[Brief]
Output every line below exactly.

Data entries:
◆ ◆ ◆ ◆

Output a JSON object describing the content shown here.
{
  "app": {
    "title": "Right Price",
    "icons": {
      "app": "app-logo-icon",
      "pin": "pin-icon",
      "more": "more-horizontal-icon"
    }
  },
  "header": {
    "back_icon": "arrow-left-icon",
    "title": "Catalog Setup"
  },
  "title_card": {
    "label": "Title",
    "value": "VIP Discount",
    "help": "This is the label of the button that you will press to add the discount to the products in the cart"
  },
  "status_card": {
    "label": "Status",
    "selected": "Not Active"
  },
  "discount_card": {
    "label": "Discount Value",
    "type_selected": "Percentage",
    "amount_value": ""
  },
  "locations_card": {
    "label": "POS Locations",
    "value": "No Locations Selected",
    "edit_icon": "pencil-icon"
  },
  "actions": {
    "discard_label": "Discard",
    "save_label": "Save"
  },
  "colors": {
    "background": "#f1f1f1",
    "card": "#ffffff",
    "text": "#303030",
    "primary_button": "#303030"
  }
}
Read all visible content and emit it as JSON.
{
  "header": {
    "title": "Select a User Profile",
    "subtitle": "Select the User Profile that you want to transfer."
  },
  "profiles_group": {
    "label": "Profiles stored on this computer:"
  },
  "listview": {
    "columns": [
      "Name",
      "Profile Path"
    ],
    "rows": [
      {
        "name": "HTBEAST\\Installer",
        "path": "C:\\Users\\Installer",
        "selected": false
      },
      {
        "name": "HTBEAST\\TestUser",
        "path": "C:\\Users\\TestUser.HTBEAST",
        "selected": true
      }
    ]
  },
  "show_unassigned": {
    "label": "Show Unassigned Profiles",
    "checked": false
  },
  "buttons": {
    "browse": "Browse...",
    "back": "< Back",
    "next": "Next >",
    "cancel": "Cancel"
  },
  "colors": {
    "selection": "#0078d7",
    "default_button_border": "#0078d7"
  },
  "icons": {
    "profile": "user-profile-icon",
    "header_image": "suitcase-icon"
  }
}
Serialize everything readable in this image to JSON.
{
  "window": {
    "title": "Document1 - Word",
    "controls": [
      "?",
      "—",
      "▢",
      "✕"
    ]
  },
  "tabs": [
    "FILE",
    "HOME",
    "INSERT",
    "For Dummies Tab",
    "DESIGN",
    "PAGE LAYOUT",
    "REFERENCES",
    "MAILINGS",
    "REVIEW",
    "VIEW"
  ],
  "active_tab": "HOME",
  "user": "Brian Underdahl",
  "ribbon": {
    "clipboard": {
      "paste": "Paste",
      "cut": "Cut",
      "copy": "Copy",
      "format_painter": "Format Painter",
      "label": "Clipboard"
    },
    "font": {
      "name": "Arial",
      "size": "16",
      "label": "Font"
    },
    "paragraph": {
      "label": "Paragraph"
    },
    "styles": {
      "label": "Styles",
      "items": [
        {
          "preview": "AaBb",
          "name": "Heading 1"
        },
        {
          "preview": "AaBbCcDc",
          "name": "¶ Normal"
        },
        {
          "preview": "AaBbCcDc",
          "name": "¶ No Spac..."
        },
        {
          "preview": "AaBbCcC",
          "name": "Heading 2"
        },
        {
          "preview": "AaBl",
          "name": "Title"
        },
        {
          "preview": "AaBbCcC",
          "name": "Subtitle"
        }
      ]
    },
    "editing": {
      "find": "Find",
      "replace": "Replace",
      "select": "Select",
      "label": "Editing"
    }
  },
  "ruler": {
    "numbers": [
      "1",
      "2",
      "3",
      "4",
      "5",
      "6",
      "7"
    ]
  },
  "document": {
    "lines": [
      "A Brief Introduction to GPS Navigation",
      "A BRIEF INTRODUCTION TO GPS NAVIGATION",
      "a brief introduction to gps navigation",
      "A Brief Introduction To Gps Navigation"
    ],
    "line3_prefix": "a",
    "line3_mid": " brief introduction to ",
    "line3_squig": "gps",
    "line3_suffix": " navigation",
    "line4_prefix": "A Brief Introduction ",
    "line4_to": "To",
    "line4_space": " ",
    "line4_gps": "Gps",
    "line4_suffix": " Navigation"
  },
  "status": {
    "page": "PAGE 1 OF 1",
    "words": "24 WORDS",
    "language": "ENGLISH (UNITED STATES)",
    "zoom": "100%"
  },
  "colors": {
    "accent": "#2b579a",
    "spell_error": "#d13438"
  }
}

◆ ◆ ◆ ◆

[Result of this task]
Output a JSON object describing the content shown here.
{
  "app": {
    "title": "Right Price",
    "icons": {
      "app": "app-logo-icon",
      "pin": "pin-icon",
      "more": "more-horizontal-icon"
    }
  },
  "header": {
    "back_icon": "arrow-left-icon",
    "title": "Catalog Setup"
  },
  "title_card": {
    "label": "Title",
    "value": "VIP Discount",
    "help": "This is the label of the button that you will press to add the discount to the products in the cart"
  },
  "status_card": {
    "label": "Status",
    "selected": "Not Active"
  },
  "discount_card": {
    "label": "Discount Value",
    "type_selected": "Percentage",
    "amount_value": ""
  },
  "locations_card": {
    "label": "POS Locations",
    "value": "No Locations Selected",
    "edit_icon": "pencil-icon"
  },
  "actions": {
    "discard_label": "Discard",
    "save_label": "Save"
  },
  "colors": {
    "background": "#f1f1f1",
    "card": "#ffffff",
    "text": "#303030",
    "primary_button": "#303030"
  }
}
Read all visible content and emit it as JSON.
{
  "header": {
    "title": "Select a User Profile",
    "subtitle": "Select the User Profile that you want to transfer."
  },
  "profiles_group": {
    "label": "Profiles stored on this computer:"
  },
  "listview": {
    "columns": [
      "Name",
      "Profile Path"
    ],
    "rows": [
      {
        "name": "HTBEAST\\Installer",
        "path": "C:\\Users\\Installer",
        "selected": false
      },
      {
        "name": "HTBEAST\\TestUser",
        "path": "C:\\Users\\TestUser.HTBEAST",
        "selected": true
      }
    ]
  },
  "show_unassigned": {
    "label": "Show Unassigned Profiles",
    "checked": false
  },
  "buttons": {
    "browse": "Browse...",
    "back": "< Back",
    "next": "Next >",
    "cancel": "Cancel"
  },
  "colors": {
    "selection": "#0078d7",
    "default_button_border": "#0078d7"
  },
  "icons": {
    "profile": "user-profile-icon",
    "header_image": "suitcase-icon"
  }
}
Serialize everything readable in this image to JSON.
{
  "window": {
    "title": "Document1 - Word",
    "controls": [
      "?",
      "—",
      "▢",
      "✕"
    ]
  },
  "tabs": [
    "FILE",
    "HOME",
    "INSERT",
    "For Dummies Tab",
    "DESIGN",
    "PAGE LAYOUT",
    "REFERENCES",
    "MAILINGS",
    "REVIEW",
    "VIEW"
  ],
  "active_tab": "HOME",
  "user": "Brian Underdahl",
  "ribbon": {
    "clipboard": {
      "paste": "Paste",
      "cut": "Cut",
      "copy": "Copy",
      "format_painter": "Format Painter",
      "label": "Clipboard"
    },
    "font": {
      "name": "Arial",
      "size": "16",
      "label": "Font"
    },
    "paragraph": {
      "label": "Paragraph"
    },
    "styles": {
      "label": "Styles",
      "items": [
        {
          "preview": "AaBb",
          "name": "Heading 1"
        },
        {
          "preview": "AaBbCcDc",
          "name": "¶ Normal"
        },
        {
          "preview": "AaBbCcDc",
          "name": "¶ No Spac..."
        },
        {
          "preview": "AaBbCcC",
          "name": "Heading 2"
        },
        {
          "preview": "AaBl",
          "name": "Title"
        },
        {
          "preview": "AaBbCcC",
          "name": "Subtitle"
        }
      ]
    },
    "editing": {
      "find": "Find",
      "replace": "Replace",
      "select": "Select",
      "label": "Editing"
    }
  },
  "ruler": {
    "numbers": [
      "1",
      "2",
      "3",
      "4",
      "5",
      "6",
      "7"
    ]
  },
  "document": {
    "lines": [
      "A Brief Introduction to GPS Navigation",
      "A BRIEF INTRODUCTION TO GPS NAVIGATION",
      "a brief introduction to gps navigation",
      "A Brief Introduction To Gps Navigation"
    ],
    "line3_prefix": "a",
    "line3_mid": " brief introduction to ",
    "line3_squig": "gps",
    "line3_suffix": " navigation",
    "line4_prefix": "A Brief Introduction ",
    "line4_to": "To",
    "line4_space": " ",
    "line4_gps": "Gps",
    "line4_suffix": " Navigation"
  },
  "status": {
    "page": "PAGE 1 OF 1",
    "words": "24 WORDS",
    "language": "ENGLISH (UNITED STATES)",
    "zoom": "100%"
  },
  "colors": {
    "accent": "#2b579a",
    "spell_error": "#d13438"
  }
}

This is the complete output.